Task description:
Write out every record below exactly as it appears.

Materials provided:
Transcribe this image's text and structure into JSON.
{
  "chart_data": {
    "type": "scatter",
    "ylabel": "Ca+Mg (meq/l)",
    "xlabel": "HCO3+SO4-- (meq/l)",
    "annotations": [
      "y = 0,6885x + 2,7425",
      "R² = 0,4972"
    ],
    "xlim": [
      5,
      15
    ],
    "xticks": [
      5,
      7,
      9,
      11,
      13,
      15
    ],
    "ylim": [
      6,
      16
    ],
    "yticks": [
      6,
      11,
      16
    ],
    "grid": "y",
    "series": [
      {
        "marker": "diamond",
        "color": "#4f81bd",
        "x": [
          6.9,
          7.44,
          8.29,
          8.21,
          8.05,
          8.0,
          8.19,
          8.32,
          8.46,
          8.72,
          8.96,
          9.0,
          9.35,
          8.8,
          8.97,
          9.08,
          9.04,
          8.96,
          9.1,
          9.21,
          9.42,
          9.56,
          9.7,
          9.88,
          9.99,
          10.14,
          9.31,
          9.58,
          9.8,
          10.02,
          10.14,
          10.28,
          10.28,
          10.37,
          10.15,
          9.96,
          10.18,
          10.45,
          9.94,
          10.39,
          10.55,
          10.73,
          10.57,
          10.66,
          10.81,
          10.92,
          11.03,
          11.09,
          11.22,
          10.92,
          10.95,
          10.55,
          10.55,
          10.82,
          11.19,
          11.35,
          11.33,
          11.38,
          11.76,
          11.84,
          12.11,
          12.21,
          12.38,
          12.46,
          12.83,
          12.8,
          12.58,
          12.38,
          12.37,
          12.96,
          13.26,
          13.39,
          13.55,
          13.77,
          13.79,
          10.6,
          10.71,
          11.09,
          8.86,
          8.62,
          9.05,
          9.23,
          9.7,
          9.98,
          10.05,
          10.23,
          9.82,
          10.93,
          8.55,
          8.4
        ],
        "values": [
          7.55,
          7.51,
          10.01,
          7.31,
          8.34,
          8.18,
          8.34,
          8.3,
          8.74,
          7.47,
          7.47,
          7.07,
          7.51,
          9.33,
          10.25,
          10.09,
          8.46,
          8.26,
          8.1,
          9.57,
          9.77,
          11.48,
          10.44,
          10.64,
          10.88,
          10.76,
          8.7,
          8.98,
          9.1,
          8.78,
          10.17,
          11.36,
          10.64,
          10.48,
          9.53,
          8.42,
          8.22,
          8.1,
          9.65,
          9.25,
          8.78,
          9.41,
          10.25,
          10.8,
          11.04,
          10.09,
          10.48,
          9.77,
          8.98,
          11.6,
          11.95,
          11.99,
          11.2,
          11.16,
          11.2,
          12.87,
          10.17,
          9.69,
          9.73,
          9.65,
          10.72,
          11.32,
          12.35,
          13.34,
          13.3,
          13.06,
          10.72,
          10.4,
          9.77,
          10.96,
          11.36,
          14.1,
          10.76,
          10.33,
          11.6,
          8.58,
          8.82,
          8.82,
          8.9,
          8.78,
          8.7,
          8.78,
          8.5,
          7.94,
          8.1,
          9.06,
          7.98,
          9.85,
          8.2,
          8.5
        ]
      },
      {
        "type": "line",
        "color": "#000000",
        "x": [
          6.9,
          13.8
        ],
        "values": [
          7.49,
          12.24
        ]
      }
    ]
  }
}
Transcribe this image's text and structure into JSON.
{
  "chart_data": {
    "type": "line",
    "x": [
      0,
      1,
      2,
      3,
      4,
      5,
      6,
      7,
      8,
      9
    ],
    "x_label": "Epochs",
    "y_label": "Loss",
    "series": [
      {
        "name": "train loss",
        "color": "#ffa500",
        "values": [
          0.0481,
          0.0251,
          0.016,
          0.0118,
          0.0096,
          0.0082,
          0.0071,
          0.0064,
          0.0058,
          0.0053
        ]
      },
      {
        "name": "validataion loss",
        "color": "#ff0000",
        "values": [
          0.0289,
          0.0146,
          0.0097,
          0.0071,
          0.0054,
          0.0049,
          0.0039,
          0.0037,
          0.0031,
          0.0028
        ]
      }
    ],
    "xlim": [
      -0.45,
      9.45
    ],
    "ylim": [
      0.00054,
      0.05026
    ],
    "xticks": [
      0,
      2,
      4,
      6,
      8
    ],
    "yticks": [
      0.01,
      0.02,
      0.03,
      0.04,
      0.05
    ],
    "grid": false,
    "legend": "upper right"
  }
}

Response to the task:
Transcribe this image's text and structure into JSON.
{
  "chart_data": {
    "type": "scatter",
    "ylabel": "Ca+Mg (meq/l)",
    "xlabel": "HCO3+SO4-- (meq/l)",
    "annotations": [
      "y = 0,6885x + 2,7425",
      "R² = 0,4972"
    ],
    "xlim": [
      5,
      15
    ],
    "xticks": [
      5,
      7,
      9,
      11,
      13,
      15
    ],
    "ylim": [
      6,
      16
    ],
    "yticks": [
      6,
      11,
      16
    ],
    "grid": "y",
    "series": [
      {
        "marker": "diamond",
        "color": "#4f81bd",
        "x": [
          6.9,
          7.44,
          8.29,
          8.21,
          8.05,
          8.0,
          8.19,
          8.32,
          8.46,
          8.72,
          8.96,
          9.0,
          9.35,
          8.8,
          8.97,
          9.08,
          9.04,
          8.96,
          9.1,
          9.21,
          9.42,
          9.56,
          9.7,
          9.88,
          9.99,
          10.14,
          9.31,
          9.58,
          9.8,
          10.02,
          10.14,
          10.28,
          10.28,
          10.37,
          10.15,
          9.96,
          10.18,
          10.45,
          9.94,
          10.39,
          10.55,
          10.73,
          10.57,
          10.66,
          10.81,
          10.92,
          11.03,
          11.09,
          11.22,
          10.92,
          10.95,
          10.55,
          10.55,
          10.82,
          11.19,
          11.35,
          11.33,
          11.38,
          11.76,
          11.84,
          12.11,
          12.21,
          12.38,
          12.46,
          12.83,
          12.8,
          12.58,
          12.38,
          12.37,
          12.96,
          13.26,
          13.39,
          13.55,
          13.77,
          13.79,
          10.6,
          10.71,
          11.09,
          8.86,
          8.62,
          9.05,
          9.23,
          9.7,
          9.98,
          10.05,
          10.23,
          9.82,
          10.93,
          8.55,
          8.4
        ],
        "values": [
          7.55,
          7.51,
          10.01,
          7.31,
          8.34,
          8.18,
          8.34,
          8.3,
          8.74,
          7.47,
          7.47,
          7.07,
          7.51,
          9.33,
          10.25,
          10.09,
          8.46,
          8.26,
          8.1,
          9.57,
          9.77,
          11.48,
          10.44,
          10.64,
          10.88,
          10.76,
          8.7,
          8.98,
          9.1,
          8.78,
          10.17,
          11.36,
          10.64,
          10.48,
          9.53,
          8.42,
          8.22,
          8.1,
          9.65,
          9.25,
          8.78,
          9.41,
          10.25,
          10.8,
          11.04,
          10.09,
          10.48,
          9.77,
          8.98,
          11.6,
          11.95,
          11.99,
          11.2,
          11.16,
          11.2,
          12.87,
          10.17,
          9.69,
          9.73,
          9.65,
          10.72,
          11.32,
          12.35,
          13.34,
          13.3,
          13.06,
          10.72,
          10.4,
          9.77,
          10.96,
          11.36,
          14.1,
          10.76,
          10.33,
          11.6,
          8.58,
          8.82,
          8.82,
          8.9,
          8.78,
          8.7,
          8.78,
          8.5,
          7.94,
          8.1,
          9.06,
          7.98,
          9.85,
          8.2,
          8.5
        ]
      },
      {
        "type": "line",
        "color": "#000000",
        "x": [
          6.9,
          13.8
        ],
        "values": [
          7.49,
          12.24
        ]
      }
    ]
  }
}
Transcribe this image's text and structure into JSON.
{
  "chart_data": {
    "type": "line",
    "x": [
      0,
      1,
      2,
      3,
      4,
      5,
      6,
      7,
      8,
      9
    ],
    "x_label": "Epochs",
    "y_label": "Loss",
    "series": [
      {
        "name": "train loss",
        "color": "#ffa500",
        "values": [
          0.0481,
          0.0251,
          0.016,
          0.0118,
          0.0096,
          0.0082,
          0.0071,
          0.0064,
          0.0058,
          0.0053
        ]
      },
      {
        "name": "validataion loss",
        "color": "#ff0000",
        "values": [
          0.0289,
          0.0146,
          0.0097,
          0.0071,
          0.0054,
          0.0049,
          0.0039,
          0.0037,
          0.0031,
          0.0028
        ]
      }
    ],
    "xlim": [
      -0.45,
      9.45
    ],
    "ylim": [
      0.00054,
      0.05026
    ],
    "xticks": [
      0,
      2,
      4,
      6,
      8
    ],
    "yticks": [
      0.01,
      0.02,
      0.03,
      0.04,
      0.05
    ],
    "grid": false,
    "legend": "upper right"
  }
}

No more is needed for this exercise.